— START Provided data —

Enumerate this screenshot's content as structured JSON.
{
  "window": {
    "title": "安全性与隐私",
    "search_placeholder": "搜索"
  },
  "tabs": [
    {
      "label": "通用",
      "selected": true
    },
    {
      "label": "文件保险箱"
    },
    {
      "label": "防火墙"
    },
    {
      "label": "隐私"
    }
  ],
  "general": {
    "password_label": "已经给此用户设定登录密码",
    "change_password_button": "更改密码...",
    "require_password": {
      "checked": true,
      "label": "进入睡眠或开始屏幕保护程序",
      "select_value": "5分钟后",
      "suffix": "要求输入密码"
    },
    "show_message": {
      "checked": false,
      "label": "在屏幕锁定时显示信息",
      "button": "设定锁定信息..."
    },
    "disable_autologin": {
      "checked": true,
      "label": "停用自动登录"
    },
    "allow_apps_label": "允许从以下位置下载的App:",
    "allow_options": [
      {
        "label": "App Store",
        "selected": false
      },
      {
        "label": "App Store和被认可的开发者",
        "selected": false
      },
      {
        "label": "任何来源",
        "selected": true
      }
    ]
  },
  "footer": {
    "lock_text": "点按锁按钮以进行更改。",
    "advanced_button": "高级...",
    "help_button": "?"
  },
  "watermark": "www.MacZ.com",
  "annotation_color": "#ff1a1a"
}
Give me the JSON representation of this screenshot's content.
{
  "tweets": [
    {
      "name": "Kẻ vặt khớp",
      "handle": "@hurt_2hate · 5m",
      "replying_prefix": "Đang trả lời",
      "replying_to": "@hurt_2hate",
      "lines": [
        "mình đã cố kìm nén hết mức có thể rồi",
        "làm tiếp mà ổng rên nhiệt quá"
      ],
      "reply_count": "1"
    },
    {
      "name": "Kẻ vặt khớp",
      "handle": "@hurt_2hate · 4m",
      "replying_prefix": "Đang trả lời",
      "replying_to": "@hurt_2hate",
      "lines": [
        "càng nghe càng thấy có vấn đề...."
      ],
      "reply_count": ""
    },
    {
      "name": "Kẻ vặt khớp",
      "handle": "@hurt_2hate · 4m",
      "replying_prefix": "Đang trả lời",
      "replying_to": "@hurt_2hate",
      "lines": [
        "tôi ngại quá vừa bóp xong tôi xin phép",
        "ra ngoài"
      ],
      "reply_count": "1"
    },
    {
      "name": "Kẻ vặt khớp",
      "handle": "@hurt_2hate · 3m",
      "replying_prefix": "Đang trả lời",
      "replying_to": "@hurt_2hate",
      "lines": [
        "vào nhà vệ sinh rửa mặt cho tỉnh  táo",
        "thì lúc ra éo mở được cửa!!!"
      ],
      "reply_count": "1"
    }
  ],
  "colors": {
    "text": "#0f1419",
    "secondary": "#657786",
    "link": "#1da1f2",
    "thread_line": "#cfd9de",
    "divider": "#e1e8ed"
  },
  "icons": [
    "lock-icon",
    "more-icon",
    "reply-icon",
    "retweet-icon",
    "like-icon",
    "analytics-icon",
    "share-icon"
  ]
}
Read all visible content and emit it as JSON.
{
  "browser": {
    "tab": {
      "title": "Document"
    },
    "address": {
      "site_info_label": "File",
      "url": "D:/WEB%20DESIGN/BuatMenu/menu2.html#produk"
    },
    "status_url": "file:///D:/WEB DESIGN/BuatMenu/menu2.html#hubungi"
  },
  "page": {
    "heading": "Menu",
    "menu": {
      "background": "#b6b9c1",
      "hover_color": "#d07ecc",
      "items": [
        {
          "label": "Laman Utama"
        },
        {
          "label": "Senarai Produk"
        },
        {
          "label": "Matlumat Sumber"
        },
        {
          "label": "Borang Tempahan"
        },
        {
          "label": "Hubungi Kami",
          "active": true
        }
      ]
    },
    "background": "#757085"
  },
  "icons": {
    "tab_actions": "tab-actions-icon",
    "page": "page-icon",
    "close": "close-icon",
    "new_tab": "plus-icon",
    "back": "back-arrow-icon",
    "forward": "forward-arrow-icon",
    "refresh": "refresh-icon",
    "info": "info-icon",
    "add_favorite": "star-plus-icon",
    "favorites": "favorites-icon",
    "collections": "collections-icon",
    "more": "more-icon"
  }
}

— END Provided data —

What you need to do
Each entry above is to be set down again in exactly the same words.

Final answer
Enumerate this screenshot's content as structured JSON.
{
  "window": {
    "title": "安全性与隐私",
    "search_placeholder": "搜索"
  },
  "tabs": [
    {
      "label": "通用",
      "selected": true
    },
    {
      "label": "文件保险箱"
    },
    {
      "label": "防火墙"
    },
    {
      "label": "隐私"
    }
  ],
  "general": {
    "password_label": "已经给此用户设定登录密码",
    "change_password_button": "更改密码...",
    "require_password": {
      "checked": true,
      "label": "进入睡眠或开始屏幕保护程序",
      "select_value": "5分钟后",
      "suffix": "要求输入密码"
    },
    "show_message": {
      "checked": false,
      "label": "在屏幕锁定时显示信息",
      "button": "设定锁定信息..."
    },
    "disable_autologin": {
      "checked": true,
      "label": "停用自动登录"
    },
    "allow_apps_label": "允许从以下位置下载的App:",
    "allow_options": [
      {
        "label": "App Store",
        "selected": false
      },
      {
        "label": "App Store和被认可的开发者",
        "selected": false
      },
      {
        "label": "任何来源",
        "selected": true
      }
    ]
  },
  "footer": {
    "lock_text": "点按锁按钮以进行更改。",
    "advanced_button": "高级...",
    "help_button": "?"
  },
  "watermark": "www.MacZ.com",
  "annotation_color": "#ff1a1a"
}
Give me the JSON representation of this screenshot's content.
{
  "tweets": [
    {
      "name": "Kẻ vặt khớp",
      "handle": "@hurt_2hate · 5m",
      "replying_prefix": "Đang trả lời",
      "replying_to": "@hurt_2hate",
      "lines": [
        "mình đã cố kìm nén hết mức có thể rồi",
        "làm tiếp mà ổng rên nhiệt quá"
      ],
      "reply_count": "1"
    },
    {
      "name": "Kẻ vặt khớp",
      "handle": "@hurt_2hate · 4m",
      "replying_prefix": "Đang trả lời",
      "replying_to": "@hurt_2hate",
      "lines": [
        "càng nghe càng thấy có vấn đề...."
      ],
      "reply_count": ""
    },
    {
      "name": "Kẻ vặt khớp",
      "handle": "@hurt_2hate · 4m",
      "replying_prefix": "Đang trả lời",
      "replying_to": "@hurt_2hate",
      "lines": [
        "tôi ngại quá vừa bóp xong tôi xin phép",
        "ra ngoài"
      ],
      "reply_count": "1"
    },
    {
      "name": "Kẻ vặt khớp",
      "handle": "@hurt_2hate · 3m",
      "replying_prefix": "Đang trả lời",
      "replying_to": "@hurt_2hate",
      "lines": [
        "vào nhà vệ sinh rửa mặt cho tỉnh  táo",
        "thì lúc ra éo mở được cửa!!!"
      ],
      "reply_count": "1"
    }
  ],
  "colors": {
    "text": "#0f1419",
    "secondary": "#657786",
    "link": "#1da1f2",
    "thread_line": "#cfd9de",
    "divider": "#e1e8ed"
  },
  "icons": [
    "lock-icon",
    "more-icon",
    "reply-icon",
    "retweet-icon",
    "like-icon",
    "analytics-icon",
    "share-icon"
  ]
}
Read all visible content and emit it as JSON.
{
  "browser": {
    "tab": {
      "title": "Document"
    },
    "address": {
      "site_info_label": "File",
      "url": "D:/WEB%20DESIGN/BuatMenu/menu2.html#produk"
    },
    "status_url": "file:///D:/WEB DESIGN/BuatMenu/menu2.html#hubungi"
  },
  "page": {
    "heading": "Menu",
    "menu": {
      "background": "#b6b9c1",
      "hover_color": "#d07ecc",
      "items": [
        {
          "label": "Laman Utama"
        },
        {
          "label": "Senarai Produk"
        },
        {
          "label": "Matlumat Sumber"
        },
        {
          "label": "Borang Tempahan"
        },
        {
          "label": "Hubungi Kami",
          "active": true
        }
      ]
    },
    "background": "#757085"
  },
  "icons": {
    "tab_actions": "tab-actions-icon",
    "page": "page-icon",
    "close": "close-icon",
    "new_tab": "plus-icon",
    "back": "back-arrow-icon",
    "forward": "forward-arrow-icon",
    "refresh": "refresh-icon",
    "info": "info-icon",
    "add_favorite": "star-plus-icon",
    "favorites": "favorites-icon",
    "collections": "collections-icon",
    "more": "more-icon"
  }
}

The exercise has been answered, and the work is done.